● STATED GOAL
Print the entries exactly, starting with the first line and going on through the line with "feeds-icon[interactable]: ⊠ ▾ bbox=[714, 84, 730, 95]".

++++

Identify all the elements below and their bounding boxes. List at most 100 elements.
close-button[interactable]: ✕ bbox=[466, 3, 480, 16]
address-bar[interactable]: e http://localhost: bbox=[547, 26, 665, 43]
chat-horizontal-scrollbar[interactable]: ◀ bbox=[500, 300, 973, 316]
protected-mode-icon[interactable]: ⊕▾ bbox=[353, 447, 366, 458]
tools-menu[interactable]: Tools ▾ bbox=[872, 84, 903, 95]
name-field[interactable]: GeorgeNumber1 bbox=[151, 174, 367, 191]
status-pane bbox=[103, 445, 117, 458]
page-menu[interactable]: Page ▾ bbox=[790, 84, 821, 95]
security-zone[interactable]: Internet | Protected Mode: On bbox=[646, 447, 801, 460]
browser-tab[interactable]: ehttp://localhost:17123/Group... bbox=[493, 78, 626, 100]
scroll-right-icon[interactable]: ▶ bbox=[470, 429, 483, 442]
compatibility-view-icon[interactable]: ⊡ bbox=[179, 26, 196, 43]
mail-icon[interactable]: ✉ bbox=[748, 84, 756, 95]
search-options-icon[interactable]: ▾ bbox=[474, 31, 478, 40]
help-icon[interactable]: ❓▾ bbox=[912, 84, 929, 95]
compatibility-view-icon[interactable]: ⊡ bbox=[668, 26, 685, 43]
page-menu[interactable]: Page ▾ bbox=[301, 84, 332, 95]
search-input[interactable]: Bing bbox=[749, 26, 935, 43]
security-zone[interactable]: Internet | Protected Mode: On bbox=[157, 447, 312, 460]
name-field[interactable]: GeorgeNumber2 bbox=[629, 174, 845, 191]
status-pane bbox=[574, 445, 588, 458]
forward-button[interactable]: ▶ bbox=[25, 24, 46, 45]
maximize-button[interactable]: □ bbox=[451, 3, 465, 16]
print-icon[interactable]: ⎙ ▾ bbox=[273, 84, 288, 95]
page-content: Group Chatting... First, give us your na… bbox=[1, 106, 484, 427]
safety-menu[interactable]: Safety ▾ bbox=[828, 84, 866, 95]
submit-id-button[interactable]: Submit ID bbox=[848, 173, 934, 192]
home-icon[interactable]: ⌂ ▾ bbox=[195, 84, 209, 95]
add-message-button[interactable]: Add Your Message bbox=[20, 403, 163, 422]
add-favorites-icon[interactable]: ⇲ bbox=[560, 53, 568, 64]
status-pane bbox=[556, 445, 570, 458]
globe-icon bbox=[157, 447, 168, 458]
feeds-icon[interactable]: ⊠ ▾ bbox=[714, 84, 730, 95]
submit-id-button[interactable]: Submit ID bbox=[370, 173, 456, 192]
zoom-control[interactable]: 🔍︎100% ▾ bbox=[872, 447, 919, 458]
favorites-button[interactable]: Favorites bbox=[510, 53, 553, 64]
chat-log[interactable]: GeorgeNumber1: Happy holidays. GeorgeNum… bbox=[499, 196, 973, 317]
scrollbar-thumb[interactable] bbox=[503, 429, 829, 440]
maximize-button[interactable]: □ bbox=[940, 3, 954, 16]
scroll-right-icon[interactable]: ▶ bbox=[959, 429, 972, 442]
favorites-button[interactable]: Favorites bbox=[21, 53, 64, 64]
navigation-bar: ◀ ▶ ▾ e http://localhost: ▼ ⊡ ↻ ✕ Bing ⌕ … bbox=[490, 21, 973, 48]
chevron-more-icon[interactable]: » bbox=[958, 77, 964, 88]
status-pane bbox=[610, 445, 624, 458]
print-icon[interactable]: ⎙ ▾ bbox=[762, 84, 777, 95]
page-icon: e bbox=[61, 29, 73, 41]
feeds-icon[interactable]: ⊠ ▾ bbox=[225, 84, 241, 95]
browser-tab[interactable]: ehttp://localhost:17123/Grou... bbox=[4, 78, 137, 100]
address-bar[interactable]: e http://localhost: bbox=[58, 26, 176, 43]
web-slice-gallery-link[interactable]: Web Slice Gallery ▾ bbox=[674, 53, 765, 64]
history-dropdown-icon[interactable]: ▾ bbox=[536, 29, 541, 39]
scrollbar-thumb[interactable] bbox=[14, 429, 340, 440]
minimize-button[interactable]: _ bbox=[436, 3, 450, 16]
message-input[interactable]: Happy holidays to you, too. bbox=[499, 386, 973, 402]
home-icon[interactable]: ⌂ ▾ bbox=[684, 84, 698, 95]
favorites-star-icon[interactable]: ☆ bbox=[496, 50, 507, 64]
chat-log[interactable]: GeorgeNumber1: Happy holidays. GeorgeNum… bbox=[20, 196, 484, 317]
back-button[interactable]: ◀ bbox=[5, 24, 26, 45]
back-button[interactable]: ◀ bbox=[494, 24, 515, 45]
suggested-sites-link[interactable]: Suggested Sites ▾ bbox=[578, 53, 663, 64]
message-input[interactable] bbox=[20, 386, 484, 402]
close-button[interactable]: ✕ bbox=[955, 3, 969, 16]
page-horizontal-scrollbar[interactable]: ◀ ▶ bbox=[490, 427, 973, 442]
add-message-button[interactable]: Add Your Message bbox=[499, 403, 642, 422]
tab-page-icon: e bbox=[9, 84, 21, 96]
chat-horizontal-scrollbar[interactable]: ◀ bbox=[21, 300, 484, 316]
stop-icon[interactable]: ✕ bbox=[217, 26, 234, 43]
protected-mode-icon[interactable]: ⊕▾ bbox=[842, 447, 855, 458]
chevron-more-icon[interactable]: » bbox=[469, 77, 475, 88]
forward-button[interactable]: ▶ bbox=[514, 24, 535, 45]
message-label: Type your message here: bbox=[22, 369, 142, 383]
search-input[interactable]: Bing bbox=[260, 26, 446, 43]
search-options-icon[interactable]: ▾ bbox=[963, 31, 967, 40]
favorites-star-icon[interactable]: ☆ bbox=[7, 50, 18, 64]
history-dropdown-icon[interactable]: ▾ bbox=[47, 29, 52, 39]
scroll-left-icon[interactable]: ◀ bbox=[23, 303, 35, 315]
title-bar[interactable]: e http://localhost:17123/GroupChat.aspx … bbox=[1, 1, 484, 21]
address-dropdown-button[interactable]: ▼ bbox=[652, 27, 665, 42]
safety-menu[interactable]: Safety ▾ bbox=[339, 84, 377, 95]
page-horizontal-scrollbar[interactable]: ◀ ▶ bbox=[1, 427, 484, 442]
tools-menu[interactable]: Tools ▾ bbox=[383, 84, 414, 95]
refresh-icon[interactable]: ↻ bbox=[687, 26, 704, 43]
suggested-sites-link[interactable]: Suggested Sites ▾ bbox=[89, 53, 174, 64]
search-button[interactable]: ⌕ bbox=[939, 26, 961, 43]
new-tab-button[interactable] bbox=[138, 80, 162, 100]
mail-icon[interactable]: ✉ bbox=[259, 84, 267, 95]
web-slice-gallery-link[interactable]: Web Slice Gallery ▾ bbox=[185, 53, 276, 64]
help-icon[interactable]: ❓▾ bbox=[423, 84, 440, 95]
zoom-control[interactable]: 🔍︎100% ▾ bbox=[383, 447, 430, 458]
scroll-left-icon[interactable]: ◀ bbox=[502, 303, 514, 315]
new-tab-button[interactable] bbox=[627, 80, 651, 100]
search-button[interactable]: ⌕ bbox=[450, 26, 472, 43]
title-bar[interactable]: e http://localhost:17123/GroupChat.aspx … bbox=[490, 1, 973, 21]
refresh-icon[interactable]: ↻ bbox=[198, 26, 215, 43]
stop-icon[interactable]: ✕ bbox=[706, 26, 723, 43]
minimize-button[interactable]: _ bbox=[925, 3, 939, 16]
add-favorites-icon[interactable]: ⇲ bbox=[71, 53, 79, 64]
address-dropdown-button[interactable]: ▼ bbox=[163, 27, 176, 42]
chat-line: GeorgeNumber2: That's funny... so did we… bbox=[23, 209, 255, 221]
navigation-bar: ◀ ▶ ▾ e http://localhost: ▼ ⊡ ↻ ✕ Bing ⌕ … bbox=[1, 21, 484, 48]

++++

● ANSWER TO THE EXERCISE
Identify all the elements below and their bounding boxes. List at most 100 elements.
close-button[interactable]: ✕ bbox=[466, 3, 480, 16]
address-bar[interactable]: e http://localhost: bbox=[547, 26, 665, 43]
chat-horizontal-scrollbar[interactable]: ◀ bbox=[500, 300, 973, 316]
protected-mode-icon[interactable]: ⊕▾ bbox=[353, 447, 366, 458]
tools-menu[interactable]: Tools ▾ bbox=[872, 84, 903, 95]
name-field[interactable]: GeorgeNumber1 bbox=[151, 174, 367, 191]
status-pane bbox=[103, 445, 117, 458]
page-menu[interactable]: Page ▾ bbox=[790, 84, 821, 95]
security-zone[interactable]: Internet | Protected Mode: On bbox=[646, 447, 801, 460]
browser-tab[interactable]: ehttp://localhost:17123/Group... bbox=[493, 78, 626, 100]
scroll-right-icon[interactable]: ▶ bbox=[470, 429, 483, 442]
compatibility-view-icon[interactable]: ⊡ bbox=[179, 26, 196, 43]
mail-icon[interactable]: ✉ bbox=[748, 84, 756, 95]
search-options-icon[interactable]: ▾ bbox=[474, 31, 478, 40]
help-icon[interactable]: ❓▾ bbox=[912, 84, 929, 95]
compatibility-view-icon[interactable]: ⊡ bbox=[668, 26, 685, 43]
page-menu[interactable]: Page ▾ bbox=[301, 84, 332, 95]
search-input[interactable]: Bing bbox=[749, 26, 935, 43]
security-zone[interactable]: Internet | Protected Mode: On bbox=[157, 447, 312, 460]
name-field[interactable]: GeorgeNumber2 bbox=[629, 174, 845, 191]
status-pane bbox=[574, 445, 588, 458]
forward-button[interactable]: ▶ bbox=[25, 24, 46, 45]
maximize-button[interactable]: □ bbox=[451, 3, 465, 16]
print-icon[interactable]: ⎙ ▾ bbox=[273, 84, 288, 95]
page-content: Group Chatting... First, give us your na… bbox=[1, 106, 484, 427]
safety-menu[interactable]: Safety ▾ bbox=[828, 84, 866, 95]
submit-id-button[interactable]: Submit ID bbox=[848, 173, 934, 192]
home-icon[interactable]: ⌂ ▾ bbox=[195, 84, 209, 95]
add-message-button[interactable]: Add Your Message bbox=[20, 403, 163, 422]
add-favorites-icon[interactable]: ⇲ bbox=[560, 53, 568, 64]
status-pane bbox=[556, 445, 570, 458]
globe-icon bbox=[157, 447, 168, 458]
feeds-icon[interactable]: ⊠ ▾ bbox=[714, 84, 730, 95]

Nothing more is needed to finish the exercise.